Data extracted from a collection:
%%

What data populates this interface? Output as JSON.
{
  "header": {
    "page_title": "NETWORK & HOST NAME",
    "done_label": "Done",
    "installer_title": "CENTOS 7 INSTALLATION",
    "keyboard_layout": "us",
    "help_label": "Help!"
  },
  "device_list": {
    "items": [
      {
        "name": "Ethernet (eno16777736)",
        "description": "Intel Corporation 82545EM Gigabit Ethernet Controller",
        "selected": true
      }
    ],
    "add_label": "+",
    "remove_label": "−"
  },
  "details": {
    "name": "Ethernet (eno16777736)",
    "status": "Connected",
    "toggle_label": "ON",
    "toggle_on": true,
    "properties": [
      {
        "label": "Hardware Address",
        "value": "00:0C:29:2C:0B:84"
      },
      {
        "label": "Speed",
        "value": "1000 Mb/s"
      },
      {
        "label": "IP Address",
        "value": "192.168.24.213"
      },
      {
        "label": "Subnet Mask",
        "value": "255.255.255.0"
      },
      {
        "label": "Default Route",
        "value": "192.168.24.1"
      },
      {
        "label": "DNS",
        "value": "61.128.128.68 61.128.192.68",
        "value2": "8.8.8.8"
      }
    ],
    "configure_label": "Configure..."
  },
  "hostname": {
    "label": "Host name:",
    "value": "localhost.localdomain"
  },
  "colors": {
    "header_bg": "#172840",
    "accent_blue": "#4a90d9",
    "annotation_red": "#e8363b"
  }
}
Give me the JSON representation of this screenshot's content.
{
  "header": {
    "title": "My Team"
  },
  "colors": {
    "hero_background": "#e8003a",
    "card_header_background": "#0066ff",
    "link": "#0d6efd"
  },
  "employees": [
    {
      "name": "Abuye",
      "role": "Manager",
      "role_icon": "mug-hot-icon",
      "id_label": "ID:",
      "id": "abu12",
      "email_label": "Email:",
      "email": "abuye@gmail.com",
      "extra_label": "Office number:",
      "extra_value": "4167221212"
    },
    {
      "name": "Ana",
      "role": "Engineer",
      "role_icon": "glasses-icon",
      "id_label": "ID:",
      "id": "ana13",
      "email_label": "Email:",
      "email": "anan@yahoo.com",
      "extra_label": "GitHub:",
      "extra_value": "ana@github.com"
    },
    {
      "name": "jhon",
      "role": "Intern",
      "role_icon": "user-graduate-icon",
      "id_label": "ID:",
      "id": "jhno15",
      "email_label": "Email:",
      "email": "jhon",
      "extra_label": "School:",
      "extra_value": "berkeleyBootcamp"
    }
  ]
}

%%

(EXERCISE) Without changing a word, restate the whole listing.

(EXERCISE RESULT)
What data populates this interface? Output as JSON.
{
  "header": {
    "page_title": "NETWORK & HOST NAME",
    "done_label": "Done",
    "installer_title": "CENTOS 7 INSTALLATION",
    "keyboard_layout": "us",
    "help_label": "Help!"
  },
  "device_list": {
    "items": [
      {
        "name": "Ethernet (eno16777736)",
        "description": "Intel Corporation 82545EM Gigabit Ethernet Controller",
        "selected": true
      }
    ],
    "add_label": "+",
    "remove_label": "−"
  },
  "details": {
    "name": "Ethernet (eno16777736)",
    "status": "Connected",
    "toggle_label": "ON",
    "toggle_on": true,
    "properties": [
      {
        "label": "Hardware Address",
        "value": "00:0C:29:2C:0B:84"
      },
      {
        "label": "Speed",
        "value": "1000 Mb/s"
      },
      {
        "label": "IP Address",
        "value": "192.168.24.213"
      },
      {
        "label": "Subnet Mask",
        "value": "255.255.255.0"
      },
      {
        "label": "Default Route",
        "value": "192.168.24.1"
      },
      {
        "label": "DNS",
        "value": "61.128.128.68 61.128.192.68",
        "value2": "8.8.8.8"
      }
    ],
    "configure_label": "Configure..."
  },
  "hostname": {
    "label": "Host name:",
    "value": "localhost.localdomain"
  },
  "colors": {
    "header_bg": "#172840",
    "accent_blue": "#4a90d9",
    "annotation_red": "#e8363b"
  }
}
Give me the JSON representation of this screenshot's content.
{
  "header": {
    "title": "My Team"
  },
  "colors": {
    "hero_background": "#e8003a",
    "card_header_background": "#0066ff",
    "link": "#0d6efd"
  },
  "employees": [
    {
      "name": "Abuye",
      "role": "Manager",
      "role_icon": "mug-hot-icon",
      "id_label": "ID:",
      "id": "abu12",
      "email_label": "Email:",
      "email": "abuye@gmail.com",
      "extra_label": "Office number:",
      "extra_value": "4167221212"
    },
    {
      "name": "Ana",
      "role": "Engineer",
      "role_icon": "glasses-icon",
      "id_label": "ID:",
      "id": "ana13",
      "email_label": "Email:",
      "email": "anan@yahoo.com",
      "extra_label": "GitHub:",
      "extra_value": "ana@github.com"
    },
    {
      "name": "jhon",
      "role": "Intern",
      "role_icon": "user-graduate-icon",
      "id_label": "ID:",
      "id": "jhno15",
      "email_label": "Email:",
      "email": "jhon",
      "extra_label": "School:",
      "extra_value": "berkeleyBootcamp"
    }
  ]
}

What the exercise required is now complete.